■ The problem ■
The records below must be output exactly, without pictures.

■ Provided data ■
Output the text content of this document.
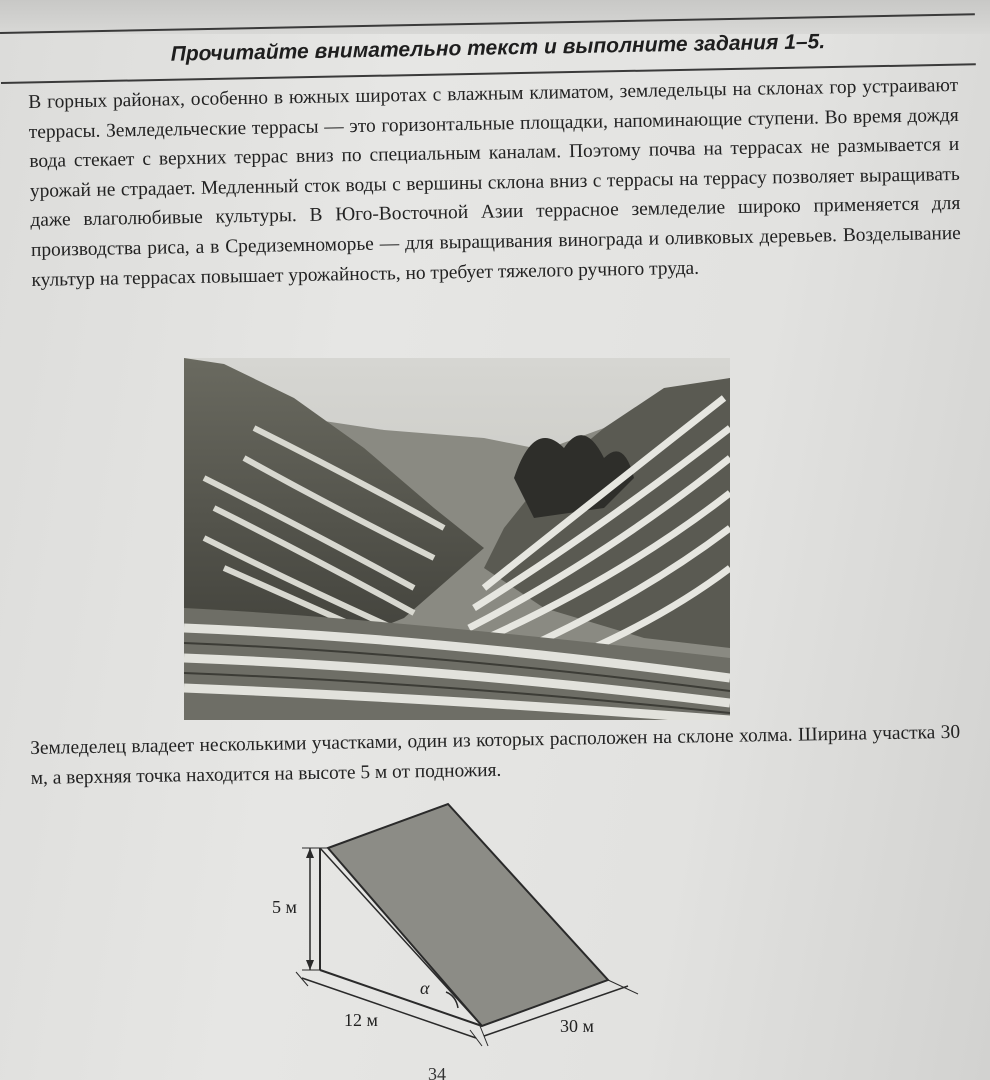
Прочитайте внимательно текст и выполните задания 1–5.
В горных районах, особенно в южных широтах с влажным климатом, земледельцы на склонах гор устраивают террасы. Земледельческие террасы — это горизонтальные площадки, напоминающие ступени. Во время дождя вода стекает с верхних террас вниз по специальным каналам. Поэтому почва на террасах не размывается и урожай не страдает. Медленный сток воды с вершины склона вниз с террасы на террасу позволяет выращивать даже влаголюбивые культуры. В Юго-Восточной Азии террасное земледелие широко применяется для производства риса, а в Средиземноморье — для выращивания винограда и оливковых деревьев. Возделывание культур на террасах повышает урожайность, но требует тяжелого ручного труда.
Земледелец владеет несколькими участками, один из которых расположен на склоне холма. Ширина участка 30 м, а верхняя точка находится на высоте 5 м от подножия.
5 м
12 м	30 м
α
34
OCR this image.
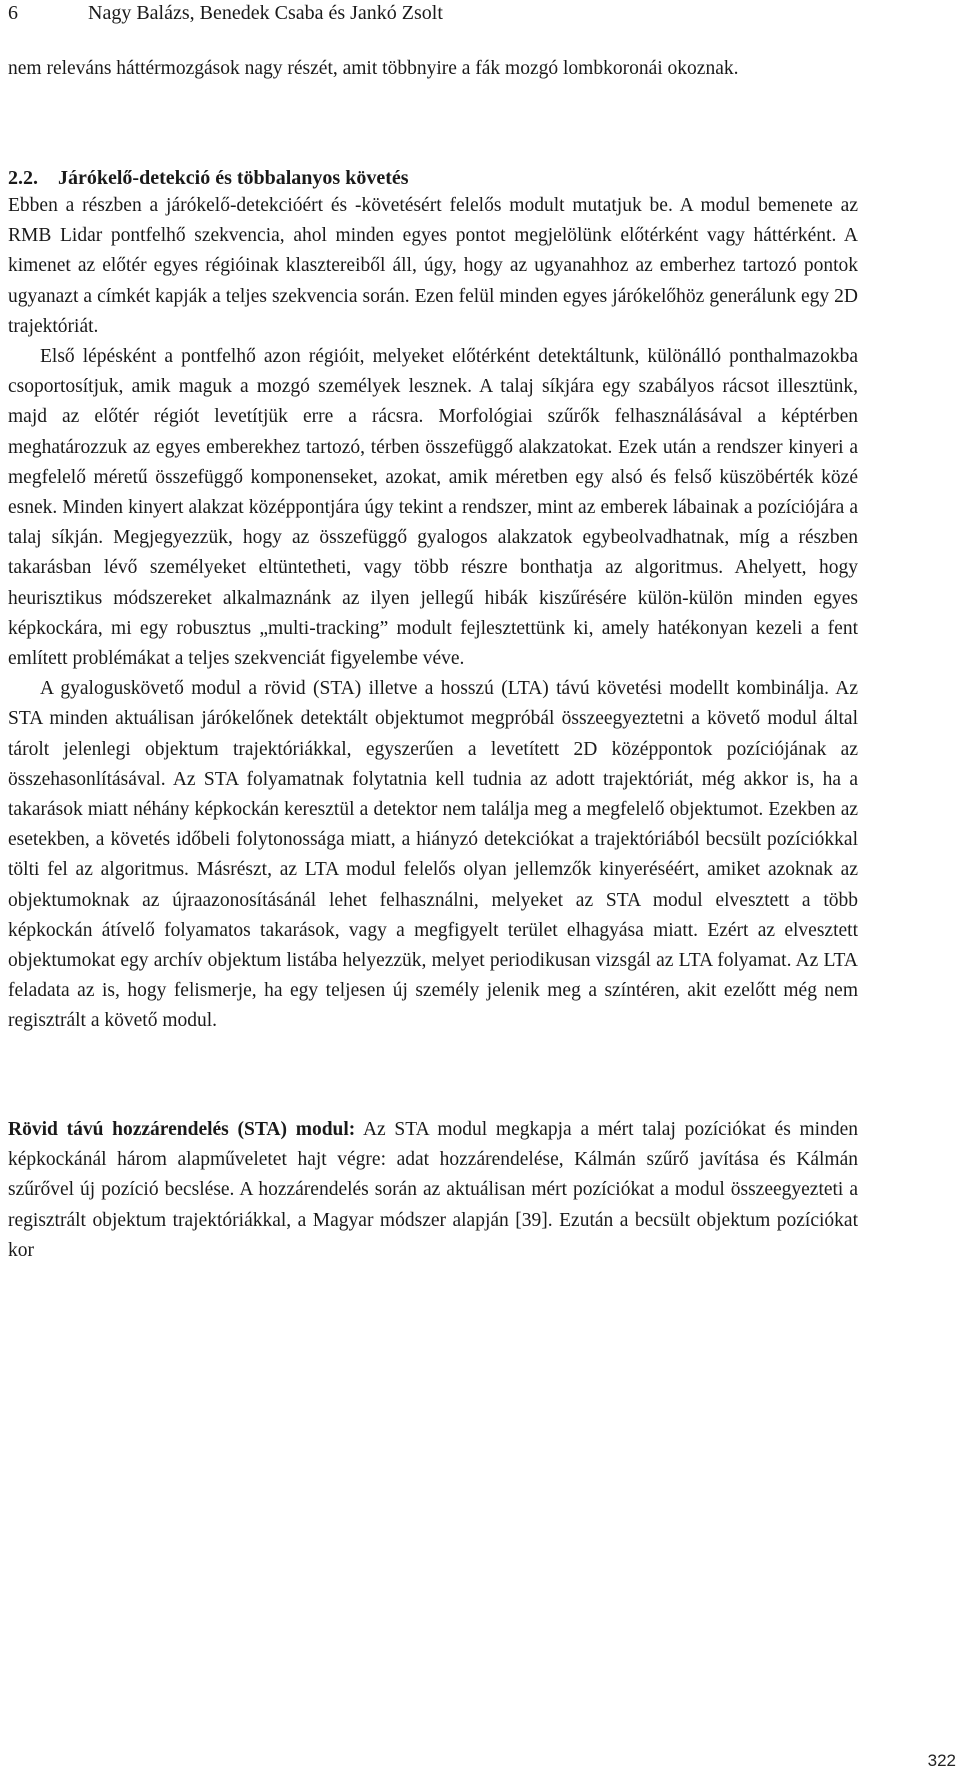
6	Nagy Balázs, Benedek Csaba és Jankó Zsolt

nem releváns háttérmozgások nagy részét, amit többnyire a fák mozgó lombkoronái okoznak.

2.2. Járókelő-detekció és többalanyos követés

Ebben a részben a járókelő-detekcióért és -követésért felelős modult mutatjuk be. A modul bemenete az RMB Lidar pontfelhő szekvencia, ahol minden egyes pontot megjelölünk előtérként vagy háttérként. A kimenet az előtér egyes régióinak klasztereiből áll, úgy, hogy az ugyanahhoz az emberhez tartozó pontok ugyanazt a címkét kapják a teljes szekvencia során. Ezen felül minden egyes járókelőhöz generálunk egy 2D trajektóriát.

Első lépésként a pontfelhő azon régióit, melyeket előtérként detektáltunk, különálló ponthalmazokba csoportosítjuk, amik maguk a mozgó személyek lesznek. A talaj síkjára egy szabályos rácsot illesztünk, majd az előtér régiót levetítjük erre a rácsra. Morfológiai szűrők felhasználásával a képtérben meghatározzuk az egyes emberekhez tartozó, térben összefüggő alakzatokat. Ezek után a rendszer kinyeri a megfelelő méretű összefüggő komponenseket, azokat, amik méretben egy alsó és felső küszöbérték közé esnek. Minden kinyert alakzat középpontjára úgy tekint a rendszer, mint az emberek lábainak a pozíciójára a talaj síkján. Megjegyezzük, hogy az összefüggő gyalogos alakzatok egybeolvadhatnak, míg a részben takarásban lévő személyeket eltüntetheti, vagy több részre bonthatja az algoritmus. Ahelyett, hogy heurisztikus módszereket alkalmaznánk az ilyen jellegű hibák kiszűrésére külön-külön minden egyes képkockára, mi egy robusztus „multi-tracking” modult fejlesztettünk ki, amely hatékonyan kezeli a fent említett problémákat a teljes szekvenciát figyelembe véve.

A gyaloguskövető modul a rövid (STA) illetve a hosszú (LTA) távú követési modellt kombinálja. Az STA minden aktuálisan járókelőnek detektált objektumot megpróbál összeegyeztetni a követő modul által tárolt jelenlegi objektum trajektóriákkal, egyszerűen a levetített 2D középpontok pozíciójának az összehasonlításával. Az STA folyamatnak folytatnia kell tudnia az adott trajektóriát, még akkor is, ha a takarások miatt néhány képkockán keresztül a detektor nem találja meg a megfelelő objektumot. Ezekben az esetekben, a követés időbeli folytonossága miatt, a hiányzó detekciókat a trajektóriából becsült pozíciókkal tölti fel az algoritmus. Másrészt, az LTA modul felelős olyan jellemzők kinyeréséért, amiket azoknak az objektumoknak az újraazonosításánál lehet felhasználni, melyeket az STA modul elvesztett a több képkockán átívelő folyamatos takarások, vagy a megfigyelt terület elhagyása miatt. Ezért az elvesztett objektumokat egy archív objektum listába helyezzük, melyet periodikusan vizsgál az LTA folyamat. Az LTA feladata az is, hogy felismerje, ha egy teljesen új személy jelenik meg a színtéren, akit ezelőtt még nem regisztrált a követő modul.

Rövid távú hozzárendelés (STA) modul: Az STA modul megkapja a mért talaj pozíciókat és minden képkockánál három alapműveletet hajt végre: adat hozzárendelése, Kálmán szűrő javítása és Kálmán szűrővel új pozíció becslése. A hozzárendelés során az aktuálisan mért pozíciókat a modul összeegyezteti a regisztrált objektum trajektóriákkal, a Magyar módszer alapján [39]. Ezután a becsült objektum pozíciókat kor

322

■ Result of the task ■
Output the text content of this document.
Прочитайте внимательно текст и выполните задания 1–5.
В горных районах, особенно в южных широтах с влажным климатом, земледельцы на склонах гор устраивают террасы. Земледельческие террасы — это горизонтальные площадки, напоминающие ступени. Во время дождя вода стекает с верхних террас вниз по специальным каналам. Поэтому почва на террасах не размывается и урожай не страдает. Медленный сток воды с вершины склона вниз с террасы на террасу позволяет выращивать даже влаголюбивые культуры. В Юго-Восточной Азии террасное земледелие широко применяется для производства риса, а в Средиземноморье — для выращивания винограда и оливковых деревьев. Возделывание культур на террасах повышает урожайность, но требует тяжелого ручного труда.
Земледелец владеет несколькими участками, один из которых расположен на склоне холма. Ширина участка 30 м, а верхняя точка находится на высоте 5 м от подножия.
5 м
12 м	30 м
α
34
OCR this image.
6	Nagy Balázs, Benedek Csaba és Jankó Zsolt

nem releváns háttérmozgások nagy részét, amit többnyire a fák mozgó lombkoronái okoznak.

2.2. Járókelő-detekció és többalanyos követés

Ebben a részben a járókelő-detekcióért és -követésért felelős modult mutatjuk be. A modul bemenete az RMB Lidar pontfelhő szekvencia, ahol minden egyes pontot megjelölünk előtérként vagy háttérként. A kimenet az előtér egyes régióinak klasztereiből áll, úgy, hogy az ugyanahhoz az emberhez tartozó pontok ugyanazt a címkét kapják a teljes szekvencia során. Ezen felül minden egyes járókelőhöz generálunk egy 2D trajektóriát.

Első lépésként a pontfelhő azon régióit, melyeket előtérként detektáltunk, különálló ponthalmazokba csoportosítjuk, amik maguk a mozgó személyek lesznek. A talaj síkjára egy szabályos rácsot illesztünk, majd az előtér régiót levetítjük erre a rácsra. Morfológiai szűrők felhasználásával a képtérben meghatározzuk az egyes emberekhez tartozó, térben összefüggő alakzatokat. Ezek után a rendszer kinyeri a megfelelő méretű összefüggő komponenseket, azokat, amik méretben egy alsó és felső küszöbérték közé esnek. Minden kinyert alakzat középpontjára úgy tekint a rendszer, mint az emberek lábainak a pozíciójára a talaj síkján. Megjegyezzük, hogy az összefüggő gyalogos alakzatok egybeolvadhatnak, míg a részben takarásban lévő személyeket eltüntetheti, vagy több részre bonthatja az algoritmus. Ahelyett, hogy heurisztikus módszereket alkalmaznánk az ilyen jellegű hibák kiszűrésére külön-külön minden egyes képkockára, mi egy robusztus „multi-tracking” modult fejlesztettünk ki, amely hatékonyan kezeli a fent említett problémákat a teljes szekvenciát figyelembe véve.

A gyaloguskövető modul a rövid (STA) illetve a hosszú (LTA) távú követési modellt kombinálja. Az STA minden aktuálisan járókelőnek detektált objektumot megpróbál összeegyeztetni a követő modul által tárolt jelenlegi objektum trajektóriákkal, egyszerűen a levetített 2D középpontok pozíciójának az összehasonlításával. Az STA folyamatnak folytatnia kell tudnia az adott trajektóriát, még akkor is, ha a takarások miatt néhány képkockán keresztül a detektor nem találja meg a megfelelő objektumot. Ezekben az esetekben, a követés időbeli folytonossága miatt, a hiányzó detekciókat a trajektóriából becsült pozíciókkal tölti fel az algoritmus. Másrészt, az LTA modul felelős olyan jellemzők kinyeréséért, amiket azoknak az objektumoknak az újraazonosításánál lehet felhasználni, melyeket az STA modul elvesztett a több képkockán átívelő folyamatos takarások, vagy a megfigyelt terület elhagyása miatt. Ezért az elvesztett objektumokat egy archív objektum listába helyezzük, melyet periodikusan vizsgál az LTA folyamat. Az LTA feladata az is, hogy felismerje, ha egy teljesen új személy jelenik meg a színtéren, akit ezelőtt még nem regisztrált a követő modul.

Rövid távú hozzárendelés (STA) modul: Az STA modul megkapja a mért talaj pozíciókat és minden képkockánál három alapműveletet hajt végre: adat hozzárendelése, Kálmán szűrő javítása és Kálmán szűrővel új pozíció becslése. A hozzárendelés során az aktuálisan mért pozíciókat a modul összeegyezteti a regisztrált objektum trajektóriákkal, a Magyar módszer alapján [39]. Ezután a becsült objektum pozíciókat kor

322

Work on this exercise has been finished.